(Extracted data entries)
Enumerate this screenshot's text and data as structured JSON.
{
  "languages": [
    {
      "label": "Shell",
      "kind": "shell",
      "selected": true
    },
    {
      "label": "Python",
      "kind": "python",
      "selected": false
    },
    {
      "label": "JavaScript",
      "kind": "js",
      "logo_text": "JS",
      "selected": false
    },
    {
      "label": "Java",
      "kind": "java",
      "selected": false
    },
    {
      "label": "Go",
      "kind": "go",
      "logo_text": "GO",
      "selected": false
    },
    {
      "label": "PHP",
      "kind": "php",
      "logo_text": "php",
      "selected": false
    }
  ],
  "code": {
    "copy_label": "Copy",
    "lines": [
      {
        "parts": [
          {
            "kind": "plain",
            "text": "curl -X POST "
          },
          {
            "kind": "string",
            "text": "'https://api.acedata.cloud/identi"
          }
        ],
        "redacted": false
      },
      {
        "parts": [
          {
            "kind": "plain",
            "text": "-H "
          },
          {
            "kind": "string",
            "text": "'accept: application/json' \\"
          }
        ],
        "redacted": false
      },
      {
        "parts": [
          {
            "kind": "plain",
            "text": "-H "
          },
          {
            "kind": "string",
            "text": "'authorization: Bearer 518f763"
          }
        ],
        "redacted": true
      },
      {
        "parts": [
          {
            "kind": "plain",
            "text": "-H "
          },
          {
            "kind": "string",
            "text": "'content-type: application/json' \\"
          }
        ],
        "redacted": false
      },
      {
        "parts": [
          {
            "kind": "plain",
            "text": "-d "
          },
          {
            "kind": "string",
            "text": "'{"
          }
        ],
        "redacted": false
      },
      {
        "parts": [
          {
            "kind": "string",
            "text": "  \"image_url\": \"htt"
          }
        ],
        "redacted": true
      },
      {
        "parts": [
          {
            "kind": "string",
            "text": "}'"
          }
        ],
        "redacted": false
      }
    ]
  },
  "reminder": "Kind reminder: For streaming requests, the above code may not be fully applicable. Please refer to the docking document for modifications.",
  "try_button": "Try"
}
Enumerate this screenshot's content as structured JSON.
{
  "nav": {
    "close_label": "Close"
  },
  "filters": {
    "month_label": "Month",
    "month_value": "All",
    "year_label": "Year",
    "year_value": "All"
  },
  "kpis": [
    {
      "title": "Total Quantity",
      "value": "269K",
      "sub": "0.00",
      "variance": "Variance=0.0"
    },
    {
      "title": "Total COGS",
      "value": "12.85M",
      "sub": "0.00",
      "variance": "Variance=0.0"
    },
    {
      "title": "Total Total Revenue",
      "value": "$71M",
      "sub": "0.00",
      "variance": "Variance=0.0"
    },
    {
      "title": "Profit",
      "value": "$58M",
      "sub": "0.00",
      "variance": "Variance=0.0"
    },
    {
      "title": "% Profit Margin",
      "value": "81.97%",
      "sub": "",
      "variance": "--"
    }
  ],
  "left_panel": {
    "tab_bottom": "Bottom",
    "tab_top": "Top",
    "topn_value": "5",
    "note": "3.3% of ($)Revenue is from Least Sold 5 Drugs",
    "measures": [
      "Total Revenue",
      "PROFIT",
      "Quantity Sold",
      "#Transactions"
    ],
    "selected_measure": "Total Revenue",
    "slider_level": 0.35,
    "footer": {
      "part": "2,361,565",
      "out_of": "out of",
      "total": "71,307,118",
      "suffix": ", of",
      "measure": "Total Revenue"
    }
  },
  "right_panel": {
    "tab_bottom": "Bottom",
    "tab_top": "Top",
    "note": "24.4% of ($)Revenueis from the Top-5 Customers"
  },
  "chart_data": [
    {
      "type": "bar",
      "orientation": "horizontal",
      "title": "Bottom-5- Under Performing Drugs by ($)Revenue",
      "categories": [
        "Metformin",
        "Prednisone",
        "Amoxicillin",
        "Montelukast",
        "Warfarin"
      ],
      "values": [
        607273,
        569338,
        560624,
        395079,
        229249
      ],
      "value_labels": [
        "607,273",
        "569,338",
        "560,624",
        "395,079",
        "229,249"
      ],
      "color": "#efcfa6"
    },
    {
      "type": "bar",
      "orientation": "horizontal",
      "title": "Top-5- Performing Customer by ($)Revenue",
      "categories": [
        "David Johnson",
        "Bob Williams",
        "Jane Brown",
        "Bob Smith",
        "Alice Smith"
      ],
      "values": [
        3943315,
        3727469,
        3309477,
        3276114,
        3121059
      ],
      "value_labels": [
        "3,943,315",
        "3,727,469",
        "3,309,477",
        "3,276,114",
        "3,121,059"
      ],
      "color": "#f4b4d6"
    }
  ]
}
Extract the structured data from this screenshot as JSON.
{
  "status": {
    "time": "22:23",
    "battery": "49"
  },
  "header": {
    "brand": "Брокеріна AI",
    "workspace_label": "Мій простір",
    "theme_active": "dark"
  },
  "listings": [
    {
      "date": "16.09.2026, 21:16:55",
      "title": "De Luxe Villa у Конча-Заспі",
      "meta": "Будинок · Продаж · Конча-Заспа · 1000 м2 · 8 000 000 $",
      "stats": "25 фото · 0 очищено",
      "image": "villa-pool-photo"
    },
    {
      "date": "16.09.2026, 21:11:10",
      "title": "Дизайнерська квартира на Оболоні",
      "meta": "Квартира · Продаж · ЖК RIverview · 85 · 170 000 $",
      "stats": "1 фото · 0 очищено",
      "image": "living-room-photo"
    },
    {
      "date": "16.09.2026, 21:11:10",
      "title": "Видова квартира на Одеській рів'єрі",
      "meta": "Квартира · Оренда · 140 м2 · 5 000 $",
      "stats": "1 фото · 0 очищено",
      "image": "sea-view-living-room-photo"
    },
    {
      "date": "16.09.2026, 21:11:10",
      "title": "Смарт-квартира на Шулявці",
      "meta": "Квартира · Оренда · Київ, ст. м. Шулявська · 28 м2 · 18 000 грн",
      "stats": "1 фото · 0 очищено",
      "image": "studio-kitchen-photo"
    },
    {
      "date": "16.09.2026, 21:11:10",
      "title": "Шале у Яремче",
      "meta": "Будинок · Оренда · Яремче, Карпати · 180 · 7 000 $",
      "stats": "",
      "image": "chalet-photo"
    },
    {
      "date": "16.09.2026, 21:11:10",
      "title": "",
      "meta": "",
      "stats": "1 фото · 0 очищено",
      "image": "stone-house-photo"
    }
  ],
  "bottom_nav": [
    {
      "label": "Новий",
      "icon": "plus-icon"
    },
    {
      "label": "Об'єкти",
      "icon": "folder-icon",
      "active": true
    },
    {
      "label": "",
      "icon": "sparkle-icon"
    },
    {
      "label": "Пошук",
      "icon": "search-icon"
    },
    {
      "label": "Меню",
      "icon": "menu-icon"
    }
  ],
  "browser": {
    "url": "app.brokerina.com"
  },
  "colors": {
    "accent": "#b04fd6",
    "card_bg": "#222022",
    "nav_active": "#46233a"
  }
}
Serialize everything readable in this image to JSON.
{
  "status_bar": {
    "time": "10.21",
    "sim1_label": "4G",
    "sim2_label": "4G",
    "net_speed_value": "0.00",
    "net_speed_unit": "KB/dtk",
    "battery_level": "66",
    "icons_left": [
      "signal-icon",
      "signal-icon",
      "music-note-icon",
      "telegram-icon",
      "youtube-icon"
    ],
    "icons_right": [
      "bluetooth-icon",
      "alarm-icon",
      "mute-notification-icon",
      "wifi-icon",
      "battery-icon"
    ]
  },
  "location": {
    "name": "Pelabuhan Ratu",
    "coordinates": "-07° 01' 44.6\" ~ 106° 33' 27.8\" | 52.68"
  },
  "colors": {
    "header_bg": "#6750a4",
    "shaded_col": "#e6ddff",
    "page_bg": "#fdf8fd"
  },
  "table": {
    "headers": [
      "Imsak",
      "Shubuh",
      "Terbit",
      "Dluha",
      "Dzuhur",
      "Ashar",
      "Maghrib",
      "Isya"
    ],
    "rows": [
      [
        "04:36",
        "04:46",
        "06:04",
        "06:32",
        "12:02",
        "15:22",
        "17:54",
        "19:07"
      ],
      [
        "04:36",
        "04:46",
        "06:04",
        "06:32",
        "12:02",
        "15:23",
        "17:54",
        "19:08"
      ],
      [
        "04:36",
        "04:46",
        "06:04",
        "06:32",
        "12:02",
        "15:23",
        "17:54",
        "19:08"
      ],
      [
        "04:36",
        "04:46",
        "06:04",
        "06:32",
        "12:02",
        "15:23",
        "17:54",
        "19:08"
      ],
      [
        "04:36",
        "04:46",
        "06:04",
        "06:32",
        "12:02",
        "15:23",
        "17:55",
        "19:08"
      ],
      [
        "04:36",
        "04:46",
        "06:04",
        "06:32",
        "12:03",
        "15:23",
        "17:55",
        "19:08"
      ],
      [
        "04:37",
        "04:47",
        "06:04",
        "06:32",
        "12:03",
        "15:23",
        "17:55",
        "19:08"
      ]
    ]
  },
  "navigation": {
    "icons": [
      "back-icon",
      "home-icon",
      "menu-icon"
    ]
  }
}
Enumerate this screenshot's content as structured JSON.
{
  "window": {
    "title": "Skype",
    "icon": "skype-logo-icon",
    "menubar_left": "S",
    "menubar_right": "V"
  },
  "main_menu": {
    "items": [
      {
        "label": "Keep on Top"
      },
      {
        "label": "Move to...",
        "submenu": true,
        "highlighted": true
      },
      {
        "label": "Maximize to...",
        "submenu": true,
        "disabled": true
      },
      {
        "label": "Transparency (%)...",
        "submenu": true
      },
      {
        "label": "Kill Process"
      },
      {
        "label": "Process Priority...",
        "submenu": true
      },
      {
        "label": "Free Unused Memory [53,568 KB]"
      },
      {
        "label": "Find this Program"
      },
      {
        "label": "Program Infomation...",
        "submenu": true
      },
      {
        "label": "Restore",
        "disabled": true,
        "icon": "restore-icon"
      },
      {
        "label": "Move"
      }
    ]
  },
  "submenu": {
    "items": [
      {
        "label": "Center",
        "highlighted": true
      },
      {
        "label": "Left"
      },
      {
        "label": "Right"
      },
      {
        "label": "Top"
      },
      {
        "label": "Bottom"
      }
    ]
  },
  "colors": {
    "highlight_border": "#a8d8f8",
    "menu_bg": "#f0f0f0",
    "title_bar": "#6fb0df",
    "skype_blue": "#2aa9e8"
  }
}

◆ Task requirements
Only lines with the word "Performing" should be collected from the material.

◆ Completed exercise
      "title": "Bottom-5- Under Performing Drugs by ($)Revenue",
      "title": "Top-5- Performing Customer by ($)Revenue",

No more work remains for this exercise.